Items from a dataset ▸
"""
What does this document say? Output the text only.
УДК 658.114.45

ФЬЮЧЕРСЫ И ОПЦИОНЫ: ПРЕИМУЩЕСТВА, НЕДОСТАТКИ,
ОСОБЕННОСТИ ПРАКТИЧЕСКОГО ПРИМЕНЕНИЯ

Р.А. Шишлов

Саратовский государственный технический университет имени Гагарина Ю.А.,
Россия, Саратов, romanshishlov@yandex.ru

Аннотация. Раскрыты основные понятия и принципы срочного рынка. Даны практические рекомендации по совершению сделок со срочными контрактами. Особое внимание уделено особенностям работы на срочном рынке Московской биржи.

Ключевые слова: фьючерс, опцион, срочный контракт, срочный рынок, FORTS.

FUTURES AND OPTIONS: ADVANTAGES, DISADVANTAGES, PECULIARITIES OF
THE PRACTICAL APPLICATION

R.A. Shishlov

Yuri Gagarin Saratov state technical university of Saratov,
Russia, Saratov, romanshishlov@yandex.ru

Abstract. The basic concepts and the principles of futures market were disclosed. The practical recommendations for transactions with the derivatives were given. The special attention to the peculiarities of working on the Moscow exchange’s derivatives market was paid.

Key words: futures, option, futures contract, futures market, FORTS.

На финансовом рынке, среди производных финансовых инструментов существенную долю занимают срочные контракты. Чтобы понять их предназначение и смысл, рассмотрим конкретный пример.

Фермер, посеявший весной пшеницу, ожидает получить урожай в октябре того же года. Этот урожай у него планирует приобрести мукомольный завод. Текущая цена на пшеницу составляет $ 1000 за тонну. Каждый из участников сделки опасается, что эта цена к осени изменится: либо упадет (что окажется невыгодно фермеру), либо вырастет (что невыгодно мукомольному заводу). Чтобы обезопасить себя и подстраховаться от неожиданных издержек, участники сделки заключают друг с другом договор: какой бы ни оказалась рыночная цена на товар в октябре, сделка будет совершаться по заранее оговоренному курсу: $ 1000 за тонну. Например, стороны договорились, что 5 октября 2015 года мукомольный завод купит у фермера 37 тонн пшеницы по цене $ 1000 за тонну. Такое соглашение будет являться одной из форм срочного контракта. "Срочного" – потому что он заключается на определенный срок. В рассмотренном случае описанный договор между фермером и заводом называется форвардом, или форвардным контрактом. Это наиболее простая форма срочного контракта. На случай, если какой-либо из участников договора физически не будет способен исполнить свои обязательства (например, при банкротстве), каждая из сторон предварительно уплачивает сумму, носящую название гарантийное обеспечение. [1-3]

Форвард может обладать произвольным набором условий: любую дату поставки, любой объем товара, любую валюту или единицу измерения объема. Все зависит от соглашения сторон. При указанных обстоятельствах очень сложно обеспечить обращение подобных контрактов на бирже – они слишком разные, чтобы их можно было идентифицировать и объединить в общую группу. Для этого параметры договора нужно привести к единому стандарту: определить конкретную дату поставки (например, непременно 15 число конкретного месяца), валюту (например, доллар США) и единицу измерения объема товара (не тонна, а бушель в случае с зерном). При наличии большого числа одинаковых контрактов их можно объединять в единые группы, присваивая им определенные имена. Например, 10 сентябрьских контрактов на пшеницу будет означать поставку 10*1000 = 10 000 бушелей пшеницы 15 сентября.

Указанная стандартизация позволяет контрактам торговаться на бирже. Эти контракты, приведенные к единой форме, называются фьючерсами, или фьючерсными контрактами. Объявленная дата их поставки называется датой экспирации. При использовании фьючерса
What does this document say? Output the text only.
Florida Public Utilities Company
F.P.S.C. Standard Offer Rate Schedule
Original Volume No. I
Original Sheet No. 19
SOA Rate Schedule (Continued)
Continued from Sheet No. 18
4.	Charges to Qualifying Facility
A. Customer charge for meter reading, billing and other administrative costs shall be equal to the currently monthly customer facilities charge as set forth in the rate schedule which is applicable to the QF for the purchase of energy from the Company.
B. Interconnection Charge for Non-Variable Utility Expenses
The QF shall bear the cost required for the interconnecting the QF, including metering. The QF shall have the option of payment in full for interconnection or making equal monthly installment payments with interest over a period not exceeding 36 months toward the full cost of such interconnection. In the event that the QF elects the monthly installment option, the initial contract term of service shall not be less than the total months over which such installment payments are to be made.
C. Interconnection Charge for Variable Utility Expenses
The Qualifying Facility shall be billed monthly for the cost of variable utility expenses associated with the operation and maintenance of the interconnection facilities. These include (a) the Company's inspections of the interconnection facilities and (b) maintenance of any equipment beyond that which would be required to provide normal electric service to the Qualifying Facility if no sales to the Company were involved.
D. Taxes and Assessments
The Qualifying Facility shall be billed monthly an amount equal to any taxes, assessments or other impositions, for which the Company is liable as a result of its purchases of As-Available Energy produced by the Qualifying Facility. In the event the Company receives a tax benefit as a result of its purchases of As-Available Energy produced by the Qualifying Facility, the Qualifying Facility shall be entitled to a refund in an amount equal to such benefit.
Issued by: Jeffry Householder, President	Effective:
"""
STATED PROBLEM ▸ Repeat every entry exactly, please.

COMPLETED EXERCISE ▸
What does this document say? Output the text only.
УДК 658.114.45

ФЬЮЧЕРСЫ И ОПЦИОНЫ: ПРЕИМУЩЕСТВА, НЕДОСТАТКИ,
ОСОБЕННОСТИ ПРАКТИЧЕСКОГО ПРИМЕНЕНИЯ

Р.А. Шишлов

Саратовский государственный технический университет имени Гагарина Ю.А.,
Россия, Саратов, romanshishlov@yandex.ru

Аннотация. Раскрыты основные понятия и принципы срочного рынка. Даны практические рекомендации по совершению сделок со срочными контрактами. Особое внимание уделено особенностям работы на срочном рынке Московской биржи.

Ключевые слова: фьючерс, опцион, срочный контракт, срочный рынок, FORTS.

FUTURES AND OPTIONS: ADVANTAGES, DISADVANTAGES, PECULIARITIES OF
THE PRACTICAL APPLICATION

R.A. Shishlov

Yuri Gagarin Saratov state technical university of Saratov,
Russia, Saratov, romanshishlov@yandex.ru

Abstract. The basic concepts and the principles of futures market were disclosed. The practical recommendations for transactions with the derivatives were given. The special attention to the peculiarities of working on the Moscow exchange’s derivatives market was paid.

Key words: futures, option, futures contract, futures market, FORTS.

На финансовом рынке, среди производных финансовых инструментов существенную долю занимают срочные контракты. Чтобы понять их предназначение и смысл, рассмотрим конкретный пример.

Фермер, посеявший весной пшеницу, ожидает получить урожай в октябре того же года. Этот урожай у него планирует приобрести мукомольный завод. Текущая цена на пшеницу составляет $ 1000 за тонну. Каждый из участников сделки опасается, что эта цена к осени изменится: либо упадет (что окажется невыгодно фермеру), либо вырастет (что невыгодно мукомольному заводу). Чтобы обезопасить себя и подстраховаться от неожиданных издержек, участники сделки заключают друг с другом договор: какой бы ни оказалась рыночная цена на товар в октябре, сделка будет совершаться по заранее оговоренному курсу: $ 1000 за тонну. Например, стороны договорились, что 5 октября 2015 года мукомольный завод купит у фермера 37 тонн пшеницы по цене $ 1000 за тонну. Такое соглашение будет являться одной из форм срочного контракта. "Срочного" – потому что он заключается на определенный срок. В рассмотренном случае описанный договор между фермером и заводом называется форвардом, или форвардным контрактом. Это наиболее простая форма срочного контракта. На случай, если какой-либо из участников договора физически не будет способен исполнить свои обязательства (например, при банкротстве), каждая из сторон предварительно уплачивает сумму, носящую название гарантийное обеспечение. [1-3]

Форвард может обладать произвольным набором условий: любую дату поставки, любой объем товара, любую валюту или единицу измерения объема. Все зависит от соглашения сторон. При указанных обстоятельствах очень сложно обеспечить обращение подобных контрактов на бирже – они слишком разные, чтобы их можно было идентифицировать и объединить в общую группу. Для этого параметры договора нужно привести к единому стандарту: определить конкретную дату поставки (например, непременно 15 число конкретного месяца), валюту (например, доллар США) и единицу измерения объема товара (не тонна, а бушель в случае с зерном). При наличии большого числа одинаковых контрактов их можно объединять в единые группы, присваивая им определенные имена. Например, 10 сентябрьских контрактов на пшеницу будет означать поставку 10*1000 = 10 000 бушелей пшеницы 15 сентября.

Указанная стандартизация позволяет контрактам торговаться на бирже. Эти контракты, приведенные к единой форме, называются фьючерсами, или фьючерсными контрактами. Объявленная дата их поставки называется датой экспирации. При использовании фьючерса
What does this document say? Output the text only.
Florida Public Utilities Company
F.P.S.C. Standard Offer Rate Schedule
Original Volume No. I
Original Sheet No. 19
SOA Rate Schedule (Continued)
Continued from Sheet No. 18
4.	Charges to Qualifying Facility
A. Customer charge for meter reading, billing and other administrative costs shall be equal to the currently monthly customer facilities charge as set forth in the rate schedule which is applicable to the QF for the purchase of energy from the Company.
B. Interconnection Charge for Non-Variable Utility Expenses
The QF shall bear the cost required for the interconnecting the QF, including metering. The QF shall have the option of payment in full for interconnection or making equal monthly installment payments with interest over a period not exceeding 36 months toward the full cost of such interconnection. In the event that the QF elects the monthly installment option, the initial contract term of service shall not be less than the total months over which such installment payments are to be made.
C. Interconnection Charge for Variable Utility Expenses
The Qualifying Facility shall be billed monthly for the cost of variable utility expenses associated with the operation and maintenance of the interconnection facilities. These include (a) the Company's inspections of the interconnection facilities and (b) maintenance of any equipment beyond that which would be required to provide normal electric service to the Qualifying Facility if no sales to the Company were involved.
D. Taxes and Assessments
The Qualifying Facility shall be billed monthly an amount equal to any taxes, assessments or other impositions, for which the Company is liable as a result of its purchases of As-Available Energy produced by the Qualifying Facility. In the event the Company receives a tax benefit as a result of its purchases of As-Available Energy produced by the Qualifying Facility, the Qualifying Facility shall be entitled to a refund in an amount equal to such benefit.
Issued by: Jeffry Householder, President	Effective:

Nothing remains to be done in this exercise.